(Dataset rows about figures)
________________________

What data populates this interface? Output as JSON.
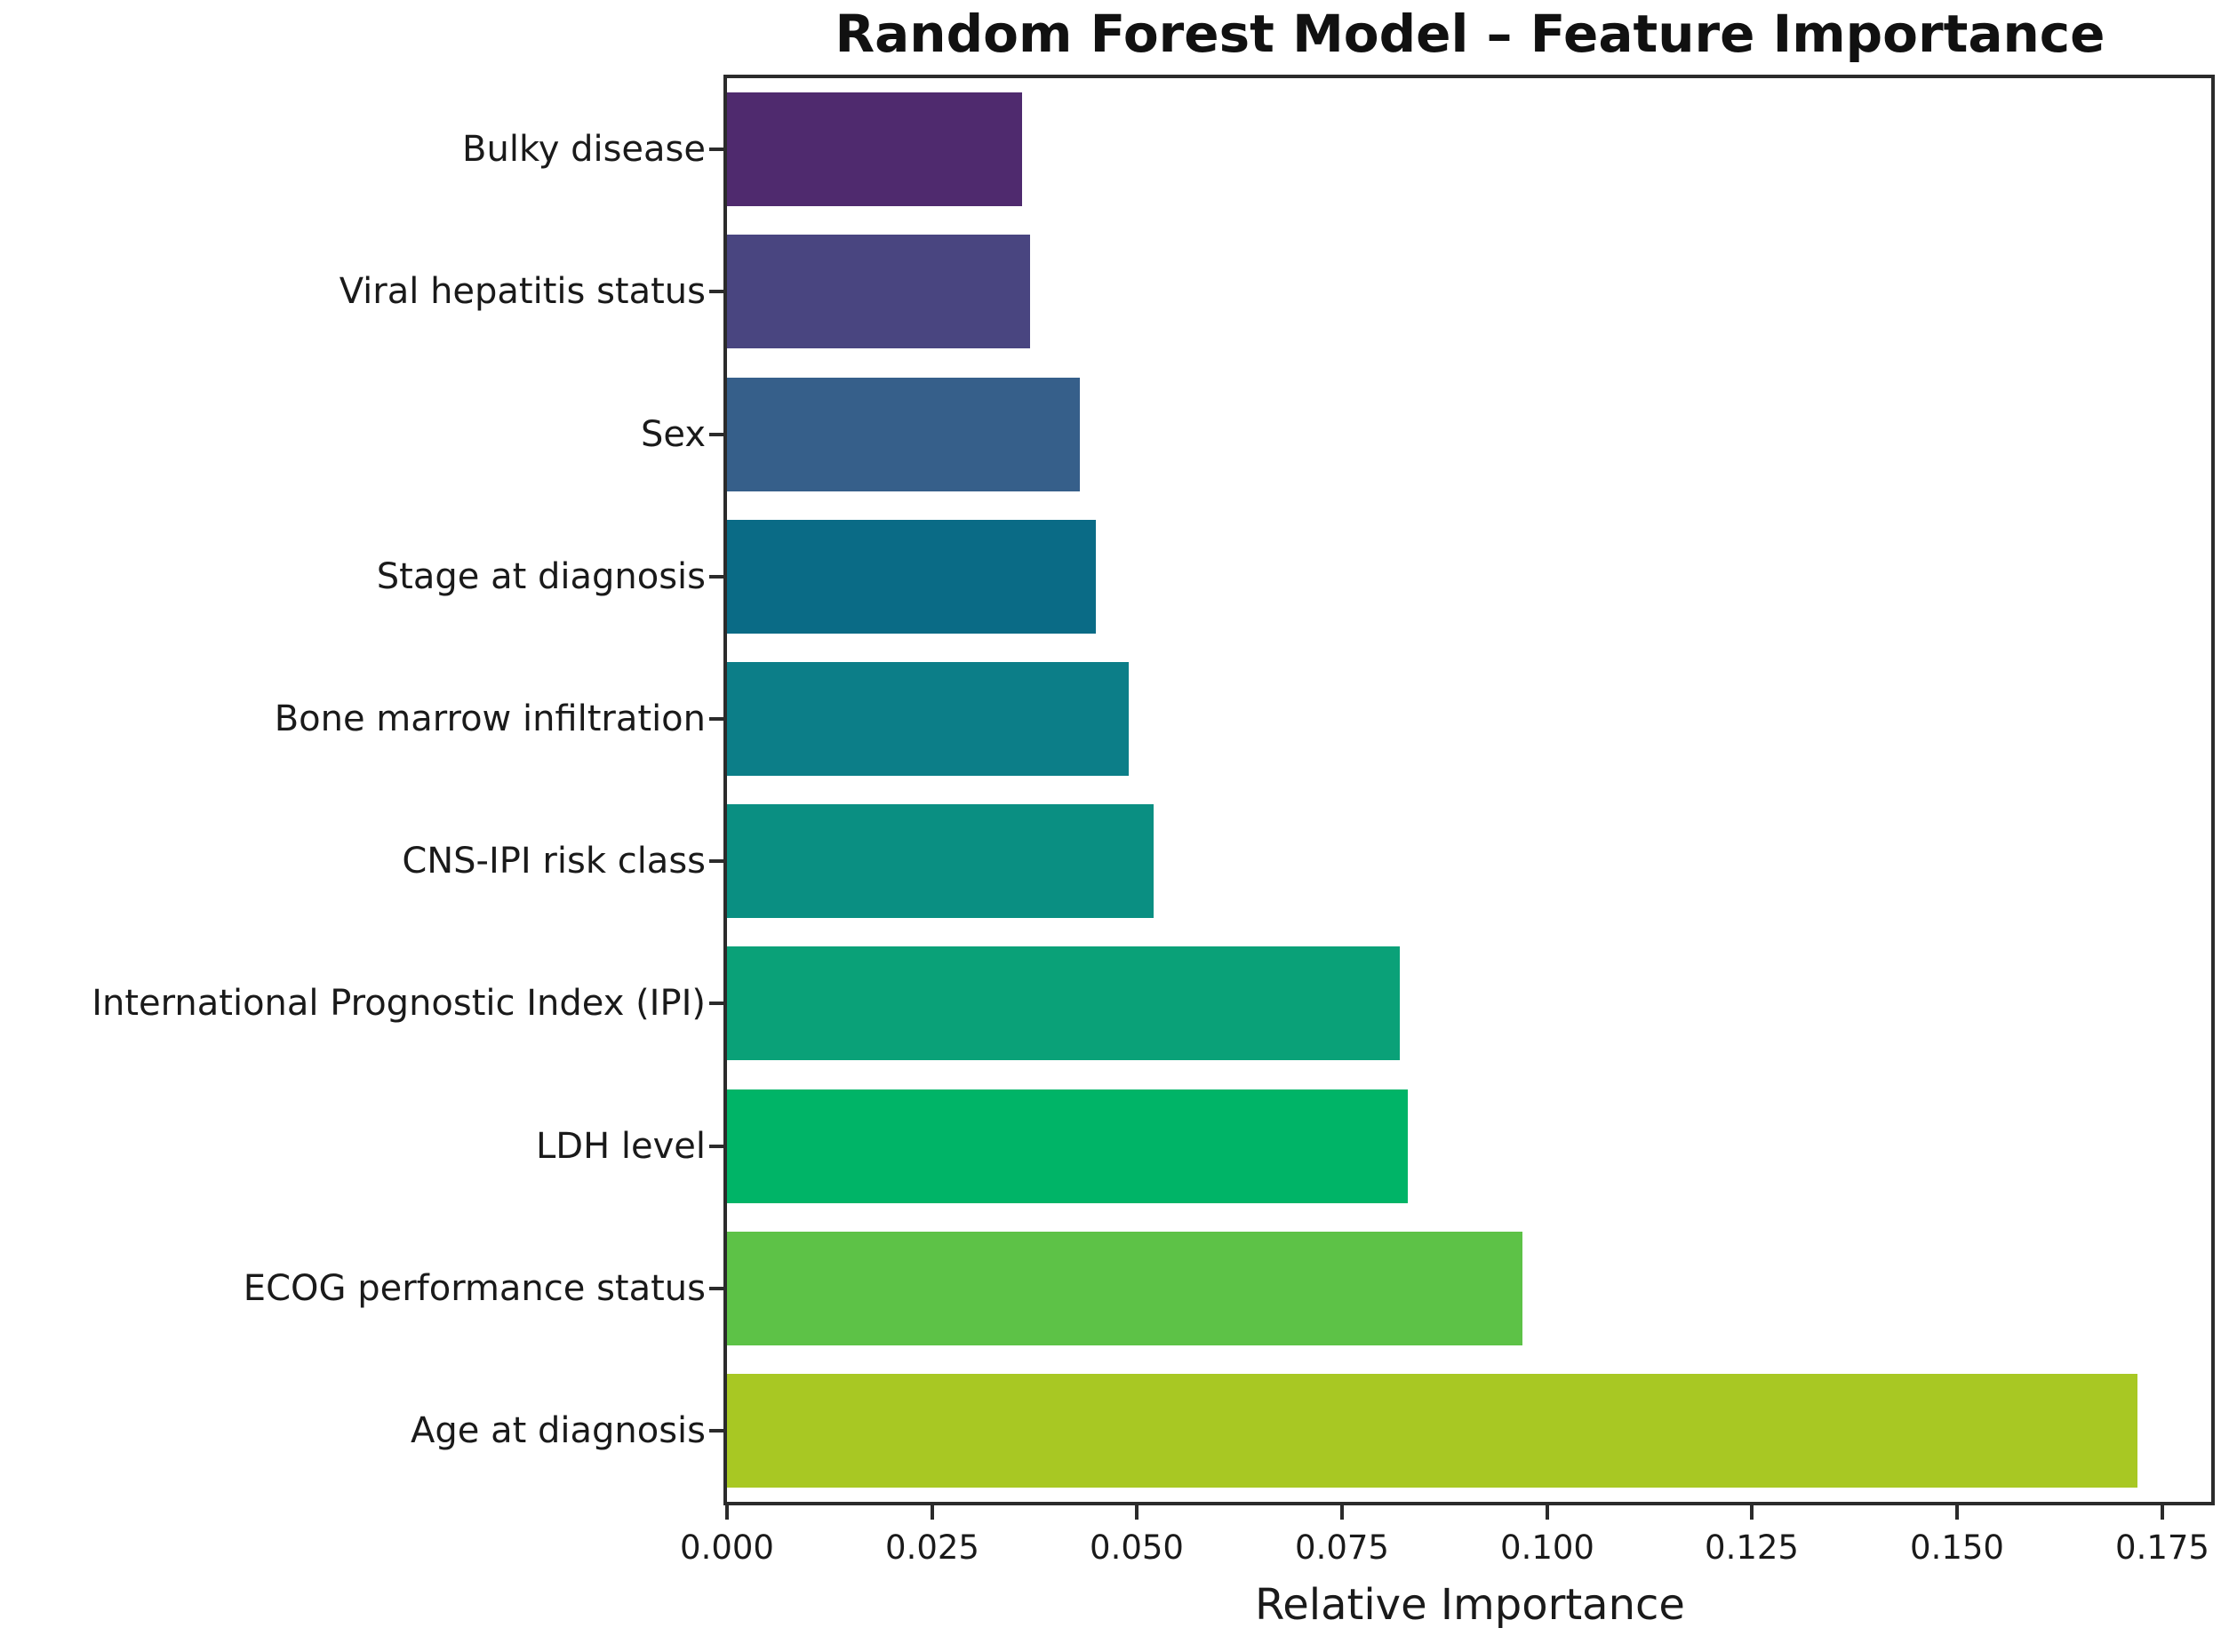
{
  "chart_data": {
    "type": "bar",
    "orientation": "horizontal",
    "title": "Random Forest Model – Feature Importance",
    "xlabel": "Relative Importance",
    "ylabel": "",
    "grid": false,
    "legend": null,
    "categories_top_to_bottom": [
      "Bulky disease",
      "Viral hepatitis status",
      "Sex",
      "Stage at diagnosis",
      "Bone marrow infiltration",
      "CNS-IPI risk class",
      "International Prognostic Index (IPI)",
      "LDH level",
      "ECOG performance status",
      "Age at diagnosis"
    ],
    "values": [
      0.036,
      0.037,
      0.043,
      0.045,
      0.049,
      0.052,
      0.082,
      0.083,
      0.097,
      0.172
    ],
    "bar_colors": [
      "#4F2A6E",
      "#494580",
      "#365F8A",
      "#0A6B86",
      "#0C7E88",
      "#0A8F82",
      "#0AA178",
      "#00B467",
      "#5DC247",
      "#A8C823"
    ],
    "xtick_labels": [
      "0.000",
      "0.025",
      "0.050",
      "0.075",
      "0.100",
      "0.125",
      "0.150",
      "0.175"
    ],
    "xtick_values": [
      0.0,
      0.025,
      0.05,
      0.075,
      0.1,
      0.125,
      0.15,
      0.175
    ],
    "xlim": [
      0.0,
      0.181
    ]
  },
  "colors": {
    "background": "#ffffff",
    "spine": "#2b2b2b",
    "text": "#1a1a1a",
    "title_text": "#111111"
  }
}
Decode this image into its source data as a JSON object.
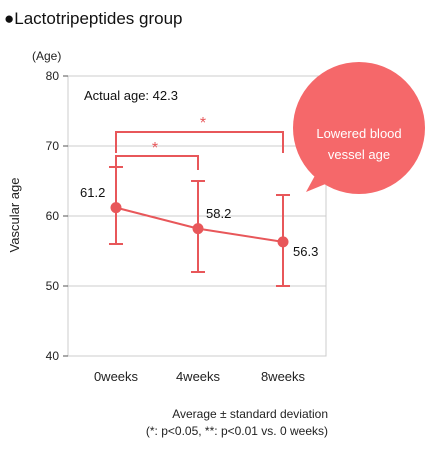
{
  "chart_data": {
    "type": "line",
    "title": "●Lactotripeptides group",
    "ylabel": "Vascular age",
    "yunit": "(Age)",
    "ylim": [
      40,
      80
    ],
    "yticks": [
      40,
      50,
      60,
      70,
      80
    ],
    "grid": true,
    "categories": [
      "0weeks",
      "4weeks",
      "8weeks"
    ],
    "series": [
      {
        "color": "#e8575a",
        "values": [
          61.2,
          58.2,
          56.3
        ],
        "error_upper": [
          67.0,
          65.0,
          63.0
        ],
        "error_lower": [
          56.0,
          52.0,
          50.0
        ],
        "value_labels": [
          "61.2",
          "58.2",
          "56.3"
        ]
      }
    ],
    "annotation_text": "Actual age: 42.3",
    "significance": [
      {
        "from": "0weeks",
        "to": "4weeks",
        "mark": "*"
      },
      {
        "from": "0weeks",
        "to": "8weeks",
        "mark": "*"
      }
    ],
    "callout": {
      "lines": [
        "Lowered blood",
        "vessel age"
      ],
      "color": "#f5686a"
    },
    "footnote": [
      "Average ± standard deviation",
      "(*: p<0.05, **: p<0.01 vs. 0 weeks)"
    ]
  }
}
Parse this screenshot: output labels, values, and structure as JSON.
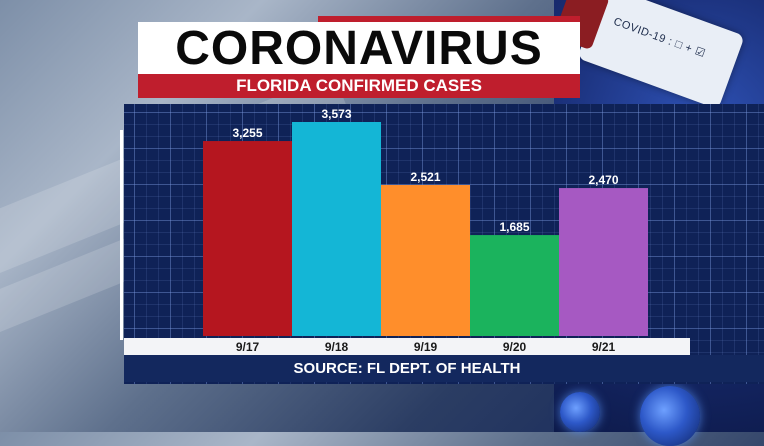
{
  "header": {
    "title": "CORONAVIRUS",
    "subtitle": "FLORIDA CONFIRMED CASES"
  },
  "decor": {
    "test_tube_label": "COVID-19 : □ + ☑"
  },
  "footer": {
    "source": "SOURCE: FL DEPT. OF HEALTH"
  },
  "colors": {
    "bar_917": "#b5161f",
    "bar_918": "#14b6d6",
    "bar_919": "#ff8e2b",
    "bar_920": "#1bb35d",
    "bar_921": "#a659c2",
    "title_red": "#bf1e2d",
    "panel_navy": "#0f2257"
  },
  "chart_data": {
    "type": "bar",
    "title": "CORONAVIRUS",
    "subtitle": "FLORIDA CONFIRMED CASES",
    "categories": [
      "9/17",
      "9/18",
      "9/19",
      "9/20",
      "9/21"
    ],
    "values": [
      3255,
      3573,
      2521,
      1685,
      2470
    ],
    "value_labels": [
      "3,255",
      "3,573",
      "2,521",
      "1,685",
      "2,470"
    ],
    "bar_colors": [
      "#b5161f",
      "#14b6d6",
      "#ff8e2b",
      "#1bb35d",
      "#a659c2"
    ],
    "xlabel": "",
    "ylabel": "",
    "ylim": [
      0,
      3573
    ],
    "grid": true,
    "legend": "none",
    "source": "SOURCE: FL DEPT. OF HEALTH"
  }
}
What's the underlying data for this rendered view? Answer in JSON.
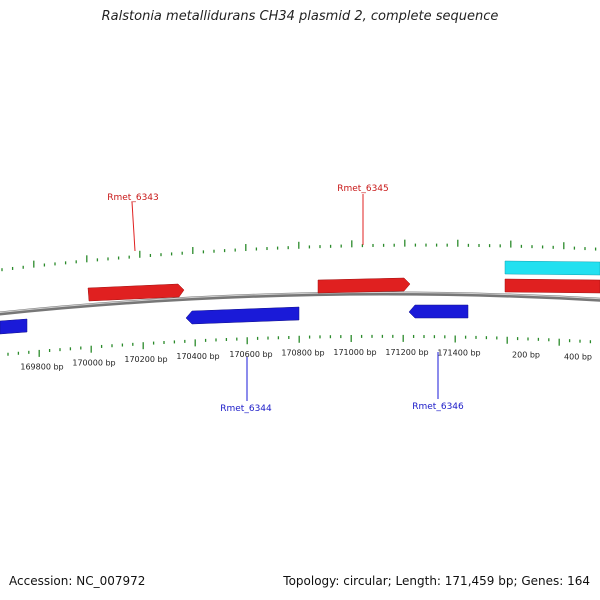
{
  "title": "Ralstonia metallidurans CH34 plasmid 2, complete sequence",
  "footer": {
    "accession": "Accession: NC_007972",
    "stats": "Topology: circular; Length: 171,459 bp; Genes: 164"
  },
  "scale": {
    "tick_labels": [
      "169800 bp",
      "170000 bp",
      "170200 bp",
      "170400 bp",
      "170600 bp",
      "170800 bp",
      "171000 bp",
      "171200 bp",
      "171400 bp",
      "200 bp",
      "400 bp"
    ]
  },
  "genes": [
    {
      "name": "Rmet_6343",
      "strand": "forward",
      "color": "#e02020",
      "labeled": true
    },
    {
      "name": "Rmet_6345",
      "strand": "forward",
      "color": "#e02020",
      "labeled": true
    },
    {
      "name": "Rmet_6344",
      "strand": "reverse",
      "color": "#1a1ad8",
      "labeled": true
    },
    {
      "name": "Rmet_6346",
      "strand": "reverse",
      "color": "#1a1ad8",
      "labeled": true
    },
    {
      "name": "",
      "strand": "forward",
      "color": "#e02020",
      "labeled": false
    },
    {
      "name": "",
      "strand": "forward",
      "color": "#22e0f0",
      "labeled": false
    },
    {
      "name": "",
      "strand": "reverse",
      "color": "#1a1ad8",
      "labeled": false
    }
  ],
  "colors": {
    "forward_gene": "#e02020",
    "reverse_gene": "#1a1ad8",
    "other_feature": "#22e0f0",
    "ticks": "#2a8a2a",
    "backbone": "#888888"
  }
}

________________________

### ABOUT THIS TASK
Leaving out the pictures, repeat all of the entries exactly.

### OUTPUT OF THE TASK
What data populates this interface? Output as JSON.
{
  "chart_data": {
    "type": "bar",
    "orientation": "horizontal",
    "title": "Random Forest Model – Feature Importance",
    "xlabel": "Relative Importance",
    "ylabel": "",
    "grid": false,
    "legend": null,
    "categories_top_to_bottom": [
      "Bulky disease",
      "Viral hepatitis status",
      "Sex",
      "Stage at diagnosis",
      "Bone marrow infiltration",
      "CNS-IPI risk class",
      "International Prognostic Index (IPI)",
      "LDH level",
      "ECOG performance status",
      "Age at diagnosis"
    ],
    "values": [
      0.036,
      0.037,
      0.043,
      0.045,
      0.049,
      0.052,
      0.082,
      0.083,
      0.097,
      0.172
    ],
    "bar_colors": [
      "#4F2A6E",
      "#494580",
      "#365F8A",
      "#0A6B86",
      "#0C7E88",
      "#0A8F82",
      "#0AA178",
      "#00B467",
      "#5DC247",
      "#A8C823"
    ],
    "xtick_labels": [
      "0.000",
      "0.025",
      "0.050",
      "0.075",
      "0.100",
      "0.125",
      "0.150",
      "0.175"
    ],
    "xtick_values": [
      0.0,
      0.025,
      0.05,
      0.075,
      0.1,
      0.125,
      0.15,
      0.175
    ],
    "xlim": [
      0.0,
      0.181
    ]
  },
  "colors": {
    "background": "#ffffff",
    "spine": "#2b2b2b",
    "text": "#1a1a1a",
    "title_text": "#111111"
  }
}
Decode this image into its source data as a JSON object.
{
  "chart_data": {
    "type": "line",
    "title": "●Lactotripeptides group",
    "ylabel": "Vascular age",
    "yunit": "(Age)",
    "ylim": [
      40,
      80
    ],
    "yticks": [
      40,
      50,
      60,
      70,
      80
    ],
    "grid": true,
    "categories": [
      "0weeks",
      "4weeks",
      "8weeks"
    ],
    "series": [
      {
        "color": "#e8575a",
        "values": [
          61.2,
          58.2,
          56.3
        ],
        "error_upper": [
          67.0,
          65.0,
          63.0
        ],
        "error_lower": [
          56.0,
          52.0,
          50.0
        ],
        "value_labels": [
          "61.2",
          "58.2",
          "56.3"
        ]
      }
    ],
    "annotation_text": "Actual age: 42.3",
    "significance": [
      {
        "from": "0weeks",
        "to": "4weeks",
        "mark": "*"
      },
      {
        "from": "0weeks",
        "to": "8weeks",
        "mark": "*"
      }
    ],
    "callout": {
      "lines": [
        "Lowered blood",
        "vessel age"
      ],
      "color": "#f5686a"
    },
    "footnote": [
      "Average ± standard deviation",
      "(*: p<0.05, **: p<0.01 vs. 0 weeks)"
    ]
  }
}
Parse this screenshot: output labels, values, and structure as JSON.
{
  "header": {
    "title": "CORONAVIRUS",
    "subtitle": "FLORIDA CONFIRMED CASES"
  },
  "decor": {
    "test_tube_label": "COVID-19 : □ + ☑"
  },
  "footer": {
    "source": "SOURCE: FL DEPT. OF HEALTH"
  },
  "colors": {
    "bar_917": "#b5161f",
    "bar_918": "#14b6d6",
    "bar_919": "#ff8e2b",
    "bar_920": "#1bb35d",
    "bar_921": "#a659c2",
    "title_red": "#bf1e2d",
    "panel_navy": "#0f2257"
  },
  "chart_data": {
    "type": "bar",
    "title": "CORONAVIRUS",
    "subtitle": "FLORIDA CONFIRMED CASES",
    "categories": [
      "9/17",
      "9/18",
      "9/19",
      "9/20",
      "9/21"
    ],
    "values": [
      3255,
      3573,
      2521,
      1685,
      2470
    ],
    "value_labels": [
      "3,255",
      "3,573",
      "2,521",
      "1,685",
      "2,470"
    ],
    "bar_colors": [
      "#b5161f",
      "#14b6d6",
      "#ff8e2b",
      "#1bb35d",
      "#a659c2"
    ],
    "xlabel": "",
    "ylabel": "",
    "ylim": [
      0,
      3573
    ],
    "grid": true,
    "legend": "none",
    "source": "SOURCE: FL DEPT. OF HEALTH"
  }
}
What's the underlying data for this rendered view? Answer in JSON.
{
  "title": "Ralstonia metallidurans CH34 plasmid 2, complete sequence",
  "footer": {
    "accession": "Accession: NC_007972",
    "stats": "Topology: circular; Length: 171,459 bp; Genes: 164"
  },
  "scale": {
    "tick_labels": [
      "169800 bp",
      "170000 bp",
      "170200 bp",
      "170400 bp",
      "170600 bp",
      "170800 bp",
      "171000 bp",
      "171200 bp",
      "171400 bp",
      "200 bp",
      "400 bp"
    ]
  },
  "genes": [
    {
      "name": "Rmet_6343",
      "strand": "forward",
      "color": "#e02020",
      "labeled": true
    },
    {
      "name": "Rmet_6345",
      "strand": "forward",
      "color": "#e02020",
      "labeled": true
    },
    {
      "name": "Rmet_6344",
      "strand": "reverse",
      "color": "#1a1ad8",
      "labeled": true
    },
    {
      "name": "Rmet_6346",
      "strand": "reverse",
      "color": "#1a1ad8",
      "labeled": true
    },
    {
      "name": "",
      "strand": "forward",
      "color": "#e02020",
      "labeled": false
    },
    {
      "name": "",
      "strand": "forward",
      "color": "#22e0f0",
      "labeled": false
    },
    {
      "name": "",
      "strand": "reverse",
      "color": "#1a1ad8",
      "labeled": false
    }
  ],
  "colors": {
    "forward_gene": "#e02020",
    "reverse_gene": "#1a1ad8",
    "other_feature": "#22e0f0",
    "ticks": "#2a8a2a",
    "backbone": "#888888"
  }
}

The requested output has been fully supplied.